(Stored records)
_ _ _

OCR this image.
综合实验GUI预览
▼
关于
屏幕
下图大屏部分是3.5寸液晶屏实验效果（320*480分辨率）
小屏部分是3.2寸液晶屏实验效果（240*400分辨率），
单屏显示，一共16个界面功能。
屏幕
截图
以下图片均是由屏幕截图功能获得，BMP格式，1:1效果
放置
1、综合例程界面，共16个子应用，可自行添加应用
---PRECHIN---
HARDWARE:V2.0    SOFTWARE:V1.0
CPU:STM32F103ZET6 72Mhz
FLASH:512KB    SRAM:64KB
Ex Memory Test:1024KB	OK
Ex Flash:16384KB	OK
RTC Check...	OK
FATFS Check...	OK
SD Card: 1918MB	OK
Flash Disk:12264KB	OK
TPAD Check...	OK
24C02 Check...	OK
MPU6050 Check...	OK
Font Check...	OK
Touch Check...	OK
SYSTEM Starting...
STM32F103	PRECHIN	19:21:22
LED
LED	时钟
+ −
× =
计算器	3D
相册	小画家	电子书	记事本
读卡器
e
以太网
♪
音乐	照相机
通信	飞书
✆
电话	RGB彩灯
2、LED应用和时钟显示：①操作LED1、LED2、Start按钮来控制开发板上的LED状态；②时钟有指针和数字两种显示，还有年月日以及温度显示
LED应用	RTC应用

_ _ _

▶ What to produce: Using the data above, return each line exactly as written.

▶ Response to the task:
OCR this image.
综合实验GUI预览
▼
关于
屏幕
下图大屏部分是3.5寸液晶屏实验效果（320*480分辨率）
小屏部分是3.2寸液晶屏实验效果（240*400分辨率），
单屏显示，一共16个界面功能。
屏幕
截图
以下图片均是由屏幕截图功能获得，BMP格式，1:1效果
放置
1、综合例程界面，共16个子应用，可自行添加应用
---PRECHIN---
HARDWARE:V2.0    SOFTWARE:V1.0
CPU:STM32F103ZET6 72Mhz
FLASH:512KB    SRAM:64KB
Ex Memory Test:1024KB	OK
Ex Flash:16384KB	OK
RTC Check...	OK
FATFS Check...	OK
SD Card: 1918MB	OK
Flash Disk:12264KB	OK
TPAD Check...	OK
24C02 Check...	OK
MPU6050 Check...	OK
Font Check...	OK
Touch Check...	OK
SYSTEM Starting...
STM32F103	PRECHIN	19:21:22
LED
LED	时钟
+ −
× =
计算器	3D
相册	小画家	电子书	记事本
读卡器
e
以太网
♪
音乐	照相机
通信	飞书
✆
电话	RGB彩灯
2、LED应用和时钟显示：①操作LED1、LED2、Start按钮来控制开发板上的LED状态；②时钟有指针和数字两种显示，还有年月日以及温度显示
LED应用	RTC应用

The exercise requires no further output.